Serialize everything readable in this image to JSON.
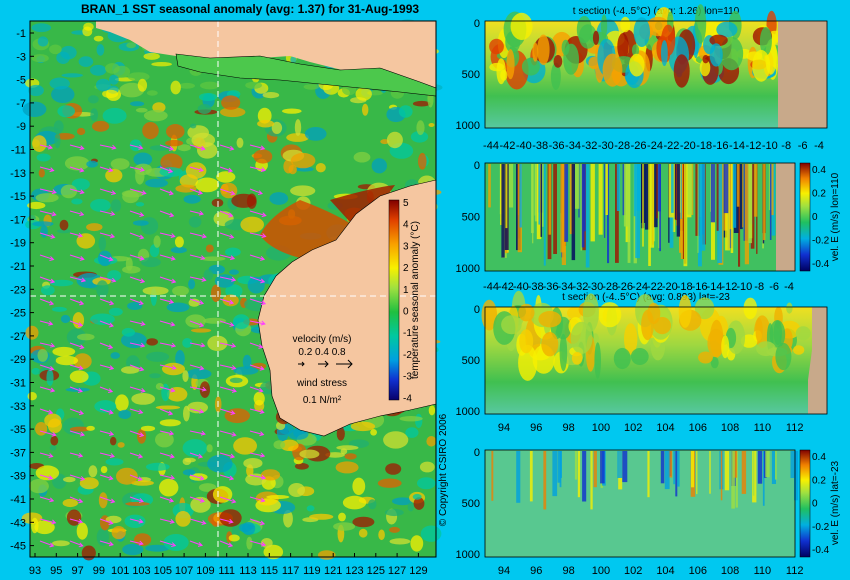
{
  "colors": {
    "background": "#00c8f0",
    "land": "#f5c6a0",
    "deep_land": "#c8a98a",
    "wind_arrow": "#ff40ff"
  },
  "chart_data": [
    {
      "type": "heatmap",
      "title": "BRAN_1  SST seasonal anomaly (avg: 1.37) for 31-Aug-1993",
      "x_ticks": [
        "93",
        "95",
        "97",
        "99",
        "101",
        "103",
        "105",
        "107",
        "109",
        "111",
        "113",
        "115",
        "117",
        "119",
        "121",
        "123",
        "125",
        "127",
        "129"
      ],
      "y_ticks": [
        "-1",
        "-3",
        "-5",
        "-7",
        "-9",
        "-11",
        "-13",
        "-15",
        "-17",
        "-19",
        "-21",
        "-23",
        "-25",
        "-27",
        "-29",
        "-31",
        "-33",
        "-35",
        "-37",
        "-39",
        "-41",
        "-43",
        "-45"
      ],
      "colorbar": {
        "label": "temperature seasonal anomaly (°C)",
        "ticks": [
          "5",
          "4",
          "3",
          "2",
          "1",
          "0",
          "-1",
          "-2",
          "-3",
          "-4"
        ],
        "range": [
          -4,
          5
        ]
      },
      "legend": {
        "velocity_title": "velocity (m/s)",
        "velocity_scale": "0.2 0.4 0.8",
        "wind_title": "wind stress",
        "wind_scale": "0.1 N/m²"
      },
      "copyright": "© Copyright CSIRO 2006"
    },
    {
      "type": "heatmap",
      "title": "t section (-4..5°C) (avg: 1.26) lon=110",
      "x_ticks": [
        "-44",
        "-42",
        "-40",
        "-38",
        "-36",
        "-34",
        "-32",
        "-30",
        "-28",
        "-26",
        "-24",
        "-22",
        "-20",
        "-18",
        "-16",
        "-14",
        "-12",
        "-10",
        "-8",
        "-6",
        "-4"
      ],
      "y_ticks": [
        "0",
        "500",
        "1000"
      ]
    },
    {
      "type": "heatmap",
      "title": "",
      "x_ticks": [
        "-44",
        "-42",
        "-40",
        "-38",
        "-36",
        "-34",
        "-32",
        "-30",
        "-28",
        "-26",
        "-24",
        "-22",
        "-20",
        "-18",
        "-16",
        "-14",
        "-12",
        "-10",
        "-8",
        "-6",
        "-4"
      ],
      "y_ticks": [
        "0",
        "500",
        "1000"
      ],
      "colorbar": {
        "label": "vel. E (m/s) lon=110",
        "ticks": [
          "0.4",
          "0.2",
          "0",
          "-0.2",
          "-0.4"
        ]
      }
    },
    {
      "type": "heatmap",
      "title": "t section (-4..5°C) (avg: 0.893) lat=-23",
      "x_ticks": [
        "94",
        "96",
        "98",
        "100",
        "102",
        "104",
        "106",
        "108",
        "110",
        "112"
      ],
      "y_ticks": [
        "0",
        "500",
        "1000"
      ]
    },
    {
      "type": "heatmap",
      "title": "",
      "x_ticks": [
        "94",
        "96",
        "98",
        "100",
        "102",
        "104",
        "106",
        "108",
        "110",
        "112"
      ],
      "y_ticks": [
        "0",
        "500",
        "1000"
      ],
      "colorbar": {
        "label": "vel. E (m/s) lat=-23",
        "ticks": [
          "0.4",
          "0.2",
          "0",
          "-0.2",
          "-0.4"
        ]
      }
    }
  ]
}
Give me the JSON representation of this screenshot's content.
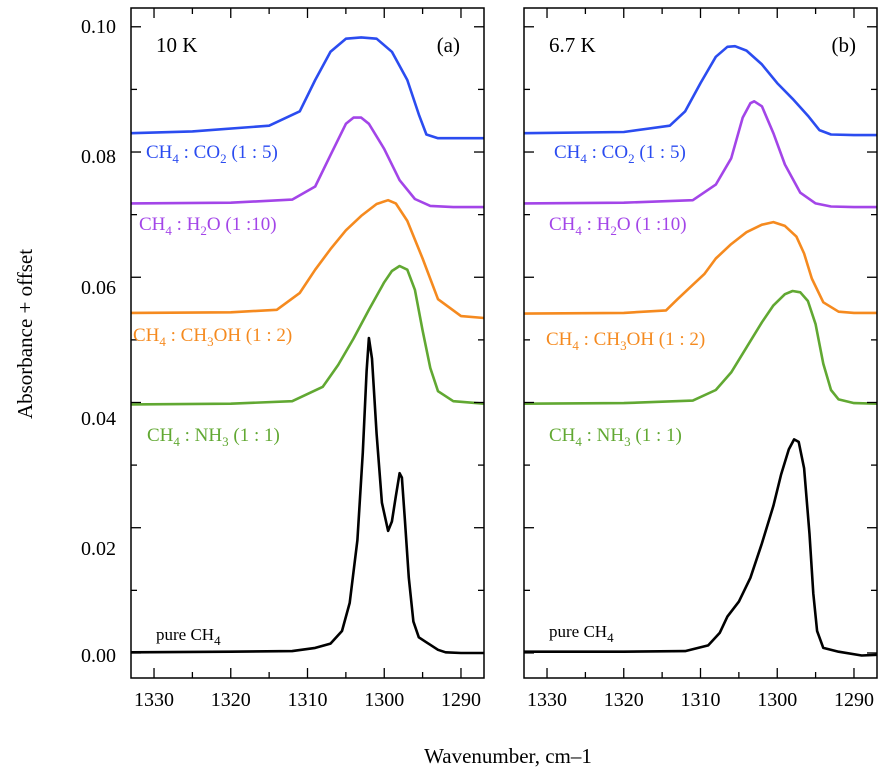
{
  "chart_data": [
    {
      "type": "line",
      "panel_label": "(a)",
      "temperature": "10 K",
      "ylabel": "Absorbance + offset",
      "xlim": [
        1333,
        1287
      ],
      "ylim": [
        -0.004,
        0.103
      ],
      "x_ticks": [
        1330,
        1320,
        1310,
        1300,
        1290
      ],
      "y_ticks": [
        "0.00",
        "0.02",
        "0.04",
        "0.06",
        "0.08",
        "0.10"
      ],
      "series": [
        {
          "name": "CH4 : CO2 (1 : 5)",
          "color": "#2b4cf0",
          "x": [
            1333,
            1325,
            1315,
            1311,
            1309,
            1307,
            1305,
            1303,
            1301,
            1299,
            1297,
            1295.5,
            1294.5,
            1293,
            1287
          ],
          "y": [
            0.083,
            0.0833,
            0.0842,
            0.0865,
            0.0915,
            0.096,
            0.0981,
            0.0983,
            0.0981,
            0.096,
            0.0915,
            0.086,
            0.0828,
            0.0822,
            0.0822
          ]
        },
        {
          "name": "CH4 : H2O (1 :10)",
          "color": "#a345e8",
          "x": [
            1333,
            1320,
            1312,
            1309,
            1307,
            1305,
            1304,
            1303,
            1302,
            1300,
            1298,
            1296,
            1294,
            1291,
            1287
          ],
          "y": [
            0.0718,
            0.0719,
            0.0724,
            0.0745,
            0.0795,
            0.0845,
            0.0855,
            0.0855,
            0.0845,
            0.0805,
            0.0755,
            0.0725,
            0.0714,
            0.0712,
            0.0712
          ]
        },
        {
          "name": "CH4 : CH3OH (1 : 2)",
          "color": "#f58a1f",
          "x": [
            1333,
            1320,
            1314,
            1311,
            1309,
            1307,
            1305,
            1303,
            1301,
            1299.5,
            1298.5,
            1297,
            1295,
            1293,
            1290,
            1287
          ],
          "y": [
            0.0543,
            0.0544,
            0.0548,
            0.0575,
            0.0612,
            0.0645,
            0.0675,
            0.0698,
            0.0717,
            0.0723,
            0.0718,
            0.069,
            0.063,
            0.0565,
            0.0538,
            0.0535
          ]
        },
        {
          "name": "CH4 : NH3 (1 : 1)",
          "color": "#61a832",
          "x": [
            1333,
            1320,
            1312,
            1308,
            1306,
            1304,
            1302,
            1300,
            1299,
            1298,
            1297,
            1296,
            1295,
            1294,
            1293,
            1291,
            1287
          ],
          "y": [
            0.0397,
            0.0398,
            0.0402,
            0.0425,
            0.046,
            0.0502,
            0.0548,
            0.0592,
            0.061,
            0.0618,
            0.0612,
            0.058,
            0.0515,
            0.0455,
            0.0418,
            0.0402,
            0.0398
          ]
        },
        {
          "name": "pure CH4",
          "color": "#000000",
          "x": [
            1333,
            1320,
            1312,
            1309,
            1307,
            1305.5,
            1304.5,
            1303.5,
            1302.8,
            1302.3,
            1302,
            1301.6,
            1301,
            1300.3,
            1299.5,
            1299,
            1298.5,
            1298,
            1297.7,
            1297.3,
            1296.8,
            1296.2,
            1295.5,
            1294.5,
            1294,
            1293,
            1292,
            1290,
            1287
          ],
          "y": [
            0.0001,
            0.0002,
            0.0003,
            0.0008,
            0.0015,
            0.0035,
            0.008,
            0.018,
            0.032,
            0.045,
            0.0503,
            0.047,
            0.035,
            0.024,
            0.0195,
            0.021,
            0.025,
            0.0287,
            0.028,
            0.021,
            0.012,
            0.005,
            0.0025,
            0.0017,
            0.0013,
            0.0005,
            0.0001,
            0.0,
            0.0
          ]
        }
      ]
    },
    {
      "type": "line",
      "panel_label": "(b)",
      "temperature": "6.7 K",
      "xlim": [
        1333,
        1287
      ],
      "ylim": [
        -0.004,
        0.103
      ],
      "x_ticks": [
        1330,
        1320,
        1310,
        1300,
        1290
      ],
      "series": [
        {
          "name": "CH4 : CO2 (1 : 5)",
          "color": "#2b4cf0",
          "x": [
            1333,
            1320,
            1314,
            1312,
            1310,
            1308,
            1306.5,
            1305.5,
            1304,
            1302,
            1300,
            1298,
            1296,
            1294.5,
            1293,
            1290,
            1287
          ],
          "y": [
            0.083,
            0.0832,
            0.0842,
            0.0865,
            0.091,
            0.0952,
            0.0968,
            0.0969,
            0.0962,
            0.094,
            0.091,
            0.0885,
            0.0858,
            0.0835,
            0.0828,
            0.0827,
            0.0827
          ]
        },
        {
          "name": "CH4 : H2O (1 :10)",
          "color": "#a345e8",
          "x": [
            1333,
            1320,
            1311,
            1308,
            1306,
            1304.5,
            1303.5,
            1303,
            1302,
            1300.5,
            1299,
            1297,
            1295,
            1293,
            1290,
            1287
          ],
          "y": [
            0.0718,
            0.0719,
            0.0723,
            0.0748,
            0.079,
            0.0855,
            0.0878,
            0.0881,
            0.0873,
            0.083,
            0.078,
            0.0735,
            0.0718,
            0.0713,
            0.0712,
            0.0712
          ]
        },
        {
          "name": "CH4 : CH3OH (1 : 2)",
          "color": "#f58a1f",
          "x": [
            1333,
            1320,
            1314.5,
            1313,
            1311,
            1309.5,
            1308,
            1306,
            1304,
            1302,
            1300.5,
            1299,
            1297.5,
            1296.5,
            1295.5,
            1294,
            1292,
            1290,
            1287
          ],
          "y": [
            0.0542,
            0.0543,
            0.0547,
            0.0565,
            0.0588,
            0.0605,
            0.063,
            0.0653,
            0.0672,
            0.0684,
            0.0688,
            0.0682,
            0.0665,
            0.0638,
            0.0598,
            0.056,
            0.0545,
            0.0543,
            0.0543
          ]
        },
        {
          "name": "CH4 : NH3 (1 : 1)",
          "color": "#61a832",
          "x": [
            1333,
            1320,
            1311,
            1308,
            1306,
            1304,
            1302,
            1300.5,
            1299,
            1298,
            1297,
            1296,
            1295,
            1294,
            1293,
            1292,
            1290,
            1287
          ],
          "y": [
            0.0398,
            0.0399,
            0.0403,
            0.042,
            0.0448,
            0.0488,
            0.0528,
            0.0555,
            0.0573,
            0.0578,
            0.0576,
            0.0562,
            0.0525,
            0.0462,
            0.042,
            0.0405,
            0.0399,
            0.0398
          ]
        },
        {
          "name": "pure CH4",
          "color": "#000000",
          "x": [
            1333,
            1320,
            1312,
            1309,
            1307.5,
            1306.5,
            1305,
            1303.5,
            1302,
            1300.5,
            1299.5,
            1298.5,
            1297.8,
            1297.2,
            1296.5,
            1295.8,
            1295.3,
            1294.8,
            1294,
            1292,
            1289,
            1287
          ],
          "y": [
            0.0002,
            0.0002,
            0.0003,
            0.0012,
            0.0032,
            0.0058,
            0.0082,
            0.012,
            0.0175,
            0.0235,
            0.0285,
            0.0325,
            0.0341,
            0.0337,
            0.0295,
            0.019,
            0.0095,
            0.0035,
            0.0008,
            0.0002,
            -0.0004,
            -0.0003
          ]
        }
      ]
    }
  ],
  "xlabel": "Wavenumber, cm–1",
  "series_labels": {
    "co2": {
      "a": "CH",
      "s1": "4",
      "b": " : CO",
      "s2": "2",
      "c": " (1 : 5)"
    },
    "h2o": {
      "a": "CH",
      "s1": "4",
      "b": " : H",
      "s2": "2",
      "c": "O (1 :10)"
    },
    "ch3oh": {
      "a": "CH",
      "s1": "4",
      "b": " : CH",
      "s2": "3",
      "c": "OH (1 : 2)"
    },
    "nh3": {
      "a": "CH",
      "s1": "4",
      "b": " : NH",
      "s2": "3",
      "c": " (1 : 1)"
    },
    "pure": {
      "a": "pure CH",
      "s1": "4"
    }
  }
}
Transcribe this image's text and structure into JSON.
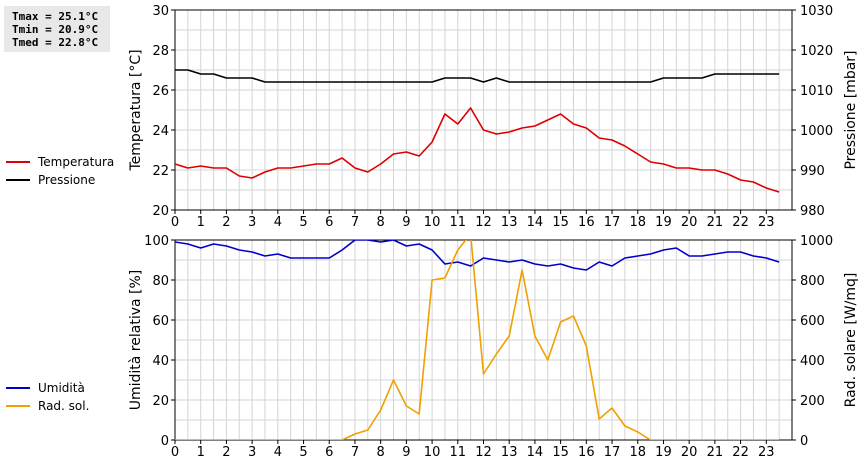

THE EXERCISE: From the data, collect all lines where the string "pure" appears.

RESULT FOR THIS EXERCISE:
          "name": "pure CH4",
          "name": "pure CH4",
    "pure": {
      "a": "pure CH",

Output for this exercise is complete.